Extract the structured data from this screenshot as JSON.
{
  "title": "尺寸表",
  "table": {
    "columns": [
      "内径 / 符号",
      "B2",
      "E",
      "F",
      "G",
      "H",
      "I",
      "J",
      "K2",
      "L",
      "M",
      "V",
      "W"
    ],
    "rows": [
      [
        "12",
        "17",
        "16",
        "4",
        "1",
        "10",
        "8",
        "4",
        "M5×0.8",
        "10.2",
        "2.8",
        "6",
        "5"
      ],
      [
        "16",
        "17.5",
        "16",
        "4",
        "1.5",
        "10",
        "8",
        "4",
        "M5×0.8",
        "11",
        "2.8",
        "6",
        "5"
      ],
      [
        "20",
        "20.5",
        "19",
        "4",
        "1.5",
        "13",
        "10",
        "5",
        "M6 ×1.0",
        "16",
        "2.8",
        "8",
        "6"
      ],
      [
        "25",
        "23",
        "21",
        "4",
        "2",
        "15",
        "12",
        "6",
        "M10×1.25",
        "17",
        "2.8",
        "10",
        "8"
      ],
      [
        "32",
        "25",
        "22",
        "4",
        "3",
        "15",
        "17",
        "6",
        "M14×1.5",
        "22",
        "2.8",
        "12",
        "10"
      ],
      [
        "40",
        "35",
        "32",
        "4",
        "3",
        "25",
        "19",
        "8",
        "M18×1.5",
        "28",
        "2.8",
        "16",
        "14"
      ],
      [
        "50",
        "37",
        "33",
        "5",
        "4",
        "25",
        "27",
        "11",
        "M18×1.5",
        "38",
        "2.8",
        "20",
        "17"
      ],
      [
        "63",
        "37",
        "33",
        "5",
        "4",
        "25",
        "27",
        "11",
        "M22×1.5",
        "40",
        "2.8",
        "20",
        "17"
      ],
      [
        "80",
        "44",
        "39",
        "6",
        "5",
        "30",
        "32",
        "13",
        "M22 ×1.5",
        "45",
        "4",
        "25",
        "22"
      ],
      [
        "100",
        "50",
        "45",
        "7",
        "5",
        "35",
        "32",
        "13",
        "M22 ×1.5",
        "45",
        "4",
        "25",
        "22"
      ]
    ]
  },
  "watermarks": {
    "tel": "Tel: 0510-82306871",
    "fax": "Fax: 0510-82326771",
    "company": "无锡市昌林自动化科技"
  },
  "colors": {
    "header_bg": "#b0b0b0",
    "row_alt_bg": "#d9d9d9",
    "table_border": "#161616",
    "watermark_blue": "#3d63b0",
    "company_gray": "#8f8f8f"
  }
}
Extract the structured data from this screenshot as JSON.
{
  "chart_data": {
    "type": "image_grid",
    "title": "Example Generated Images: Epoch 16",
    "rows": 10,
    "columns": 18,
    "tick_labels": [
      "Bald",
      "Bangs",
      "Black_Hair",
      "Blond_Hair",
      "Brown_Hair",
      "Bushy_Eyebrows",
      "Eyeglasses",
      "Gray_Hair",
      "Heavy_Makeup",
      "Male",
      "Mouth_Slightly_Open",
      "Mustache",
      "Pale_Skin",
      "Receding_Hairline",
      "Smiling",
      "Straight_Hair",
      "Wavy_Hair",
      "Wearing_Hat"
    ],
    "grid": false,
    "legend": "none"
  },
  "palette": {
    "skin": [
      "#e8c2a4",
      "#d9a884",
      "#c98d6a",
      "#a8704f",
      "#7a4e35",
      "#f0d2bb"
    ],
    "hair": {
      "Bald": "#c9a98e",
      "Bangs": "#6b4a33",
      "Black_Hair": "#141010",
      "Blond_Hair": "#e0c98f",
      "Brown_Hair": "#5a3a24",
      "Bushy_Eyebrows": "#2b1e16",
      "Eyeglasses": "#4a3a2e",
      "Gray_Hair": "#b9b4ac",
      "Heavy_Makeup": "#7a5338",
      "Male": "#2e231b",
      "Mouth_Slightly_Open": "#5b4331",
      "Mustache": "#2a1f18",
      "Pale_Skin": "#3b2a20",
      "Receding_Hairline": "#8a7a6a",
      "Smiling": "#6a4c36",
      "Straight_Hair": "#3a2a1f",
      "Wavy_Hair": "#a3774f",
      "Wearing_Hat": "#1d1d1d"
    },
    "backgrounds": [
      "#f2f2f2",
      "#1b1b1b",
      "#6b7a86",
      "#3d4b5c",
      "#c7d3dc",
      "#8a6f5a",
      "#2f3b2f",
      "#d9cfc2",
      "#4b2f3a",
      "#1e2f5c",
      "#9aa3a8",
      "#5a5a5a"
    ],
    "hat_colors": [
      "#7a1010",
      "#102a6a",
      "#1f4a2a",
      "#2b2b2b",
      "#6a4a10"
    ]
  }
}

◆ ◆ ◆ ◆ ◆

*YOUR INSTRUCTIONS*:
Repeat every line of the records above exactly.

*WRITTEN SOLUTION*:
Extract the structured data from this screenshot as JSON.
{
  "title": "尺寸表",
  "table": {
    "columns": [
      "内径 / 符号",
      "B2",
      "E",
      "F",
      "G",
      "H",
      "I",
      "J",
      "K2",
      "L",
      "M",
      "V",
      "W"
    ],
    "rows": [
      [
        "12",
        "17",
        "16",
        "4",
        "1",
        "10",
        "8",
        "4",
        "M5×0.8",
        "10.2",
        "2.8",
        "6",
        "5"
      ],
      [
        "16",
        "17.5",
        "16",
        "4",
        "1.5",
        "10",
        "8",
        "4",
        "M5×0.8",
        "11",
        "2.8",
        "6",
        "5"
      ],
      [
        "20",
        "20.5",
        "19",
        "4",
        "1.5",
        "13",
        "10",
        "5",
        "M6 ×1.0",
        "16",
        "2.8",
        "8",
        "6"
      ],
      [
        "25",
        "23",
        "21",
        "4",
        "2",
        "15",
        "12",
        "6",
        "M10×1.25",
        "17",
        "2.8",
        "10",
        "8"
      ],
      [
        "32",
        "25",
        "22",
        "4",
        "3",
        "15",
        "17",
        "6",
        "M14×1.5",
        "22",
        "2.8",
        "12",
        "10"
      ],
      [
        "40",
        "35",
        "32",
        "4",
        "3",
        "25",
        "19",
        "8",
        "M18×1.5",
        "28",
        "2.8",
        "16",
        "14"
      ],
      [
        "50",
        "37",
        "33",
        "5",
        "4",
        "25",
        "27",
        "11",
        "M18×1.5",
        "38",
        "2.8",
        "20",
        "17"
      ],
      [
        "63",
        "37",
        "33",
        "5",
        "4",
        "25",
        "27",
        "11",
        "M22×1.5",
        "40",
        "2.8",
        "20",
        "17"
      ],
      [
        "80",
        "44",
        "39",
        "6",
        "5",
        "30",
        "32",
        "13",
        "M22 ×1.5",
        "45",
        "4",
        "25",
        "22"
      ],
      [
        "100",
        "50",
        "45",
        "7",
        "5",
        "35",
        "32",
        "13",
        "M22 ×1.5",
        "45",
        "4",
        "25",
        "22"
      ]
    ]
  },
  "watermarks": {
    "tel": "Tel: 0510-82306871",
    "fax": "Fax: 0510-82326771",
    "company": "无锡市昌林自动化科技"
  },
  "colors": {
    "header_bg": "#b0b0b0",
    "row_alt_bg": "#d9d9d9",
    "table_border": "#161616",
    "watermark_blue": "#3d63b0",
    "company_gray": "#8f8f8f"
  }
}
Extract the structured data from this screenshot as JSON.
{
  "chart_data": {
    "type": "image_grid",
    "title": "Example Generated Images: Epoch 16",
    "rows": 10,
    "columns": 18,
    "tick_labels": [
      "Bald",
      "Bangs",
      "Black_Hair",
      "Blond_Hair",
      "Brown_Hair",
      "Bushy_Eyebrows",
      "Eyeglasses",
      "Gray_Hair",
      "Heavy_Makeup",
      "Male",
      "Mouth_Slightly_Open",
      "Mustache",
      "Pale_Skin",
      "Receding_Hairline",
      "Smiling",
      "Straight_Hair",
      "Wavy_Hair",
      "Wearing_Hat"
    ],
    "grid": false,
    "legend": "none"
  },
  "palette": {
    "skin": [
      "#e8c2a4",
      "#d9a884",
      "#c98d6a",
      "#a8704f",
      "#7a4e35",
      "#f0d2bb"
    ],
    "hair": {
      "Bald": "#c9a98e",
      "Bangs": "#6b4a33",
      "Black_Hair": "#141010",
      "Blond_Hair": "#e0c98f",
      "Brown_Hair": "#5a3a24",
      "Bushy_Eyebrows": "#2b1e16",
      "Eyeglasses": "#4a3a2e",
      "Gray_Hair": "#b9b4ac",
      "Heavy_Makeup": "#7a5338",
      "Male": "#2e231b",
      "Mouth_Slightly_Open": "#5b4331",
      "Mustache": "#2a1f18",
      "Pale_Skin": "#3b2a20",
      "Receding_Hairline": "#8a7a6a",
      "Smiling": "#6a4c36",
      "Straight_Hair": "#3a2a1f",
      "Wavy_Hair": "#a3774f",
      "Wearing_Hat": "#1d1d1d"
    },
    "backgrounds": [
      "#f2f2f2",
      "#1b1b1b",
      "#6b7a86",
      "#3d4b5c",
      "#c7d3dc",
      "#8a6f5a",
      "#2f3b2f",
      "#d9cfc2",
      "#4b2f3a",
      "#1e2f5c",
      "#9aa3a8",
      "#5a5a5a"
    ],
    "hat_colors": [
      "#7a1010",
      "#102a6a",
      "#1f4a2a",
      "#2b2b2b",
      "#6a4a10"
    ]
  }
}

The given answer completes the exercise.